# Aim:
Show each line from the listing that includes the word "with".

# Material provided:
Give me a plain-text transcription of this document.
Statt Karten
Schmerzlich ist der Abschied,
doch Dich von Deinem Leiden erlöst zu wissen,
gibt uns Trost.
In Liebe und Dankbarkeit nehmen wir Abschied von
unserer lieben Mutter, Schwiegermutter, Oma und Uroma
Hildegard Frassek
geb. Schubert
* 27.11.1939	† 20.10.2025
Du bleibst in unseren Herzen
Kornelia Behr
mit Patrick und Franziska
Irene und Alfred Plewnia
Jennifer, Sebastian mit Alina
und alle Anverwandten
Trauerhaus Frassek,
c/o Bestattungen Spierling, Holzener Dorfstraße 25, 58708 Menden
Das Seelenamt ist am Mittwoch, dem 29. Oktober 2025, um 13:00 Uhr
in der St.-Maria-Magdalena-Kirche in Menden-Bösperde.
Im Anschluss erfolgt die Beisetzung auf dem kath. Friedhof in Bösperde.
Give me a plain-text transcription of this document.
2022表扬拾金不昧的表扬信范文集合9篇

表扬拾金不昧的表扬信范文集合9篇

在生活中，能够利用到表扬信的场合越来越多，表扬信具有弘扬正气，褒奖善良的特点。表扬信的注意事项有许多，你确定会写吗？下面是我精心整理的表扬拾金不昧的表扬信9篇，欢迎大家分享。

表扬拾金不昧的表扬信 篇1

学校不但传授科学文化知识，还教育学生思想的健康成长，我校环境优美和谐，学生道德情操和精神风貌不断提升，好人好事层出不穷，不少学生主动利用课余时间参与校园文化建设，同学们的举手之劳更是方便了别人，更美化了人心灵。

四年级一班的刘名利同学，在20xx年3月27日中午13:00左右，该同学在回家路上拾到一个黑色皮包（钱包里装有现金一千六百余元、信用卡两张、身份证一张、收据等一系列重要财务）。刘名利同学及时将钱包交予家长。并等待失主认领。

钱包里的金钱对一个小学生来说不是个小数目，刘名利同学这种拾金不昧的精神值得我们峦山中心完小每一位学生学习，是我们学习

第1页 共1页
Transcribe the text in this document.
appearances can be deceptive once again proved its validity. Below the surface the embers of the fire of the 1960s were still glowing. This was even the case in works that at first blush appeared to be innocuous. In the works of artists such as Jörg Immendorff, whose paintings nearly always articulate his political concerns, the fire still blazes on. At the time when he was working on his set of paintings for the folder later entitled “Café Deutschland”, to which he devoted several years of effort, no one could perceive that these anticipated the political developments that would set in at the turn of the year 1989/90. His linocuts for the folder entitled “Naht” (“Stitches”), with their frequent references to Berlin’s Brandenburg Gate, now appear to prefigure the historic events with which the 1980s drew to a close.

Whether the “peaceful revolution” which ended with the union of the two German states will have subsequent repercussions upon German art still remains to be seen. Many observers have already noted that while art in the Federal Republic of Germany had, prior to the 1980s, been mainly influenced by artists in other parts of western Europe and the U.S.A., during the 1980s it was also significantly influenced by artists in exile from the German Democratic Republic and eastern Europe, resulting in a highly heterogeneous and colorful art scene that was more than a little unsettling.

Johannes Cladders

# Written solution:
appearances can be deceptive once again proved its validity. Below the surface the embers of the fire of the 1960s were still glowing. This was even the case in works that at first blush appeared to be innocuous. In the works of artists such as Jörg Immendorff, whose paintings nearly always articulate his political concerns, the fire still blazes on. At the time when he was working on his set of paintings for the folder later entitled “Café Deutschland”, to which he devoted several years of effort, no one could perceive that these anticipated the political developments that would set in at the turn of the year 1989/90. His linocuts for the folder entitled “Naht” (“Stitches”), with their frequent references to Berlin’s Brandenburg Gate, now appear to prefigure the historic events with which the 1980s drew to a close.
Whether the “peaceful revolution” which ended with the union of the two German states will have subsequent repercussions upon German art still remains to be seen. Many observers have already noted that while art in the Federal Republic of Germany had, prior to the 1980s, been mainly influenced by artists in other parts of western Europe and the U.S.A., during the 1980s it was also significantly influenced by artists in exile from the German Democratic Republic and eastern Europe, resulting in a highly heterogeneous and colorful art scene that was more than a little unsettling.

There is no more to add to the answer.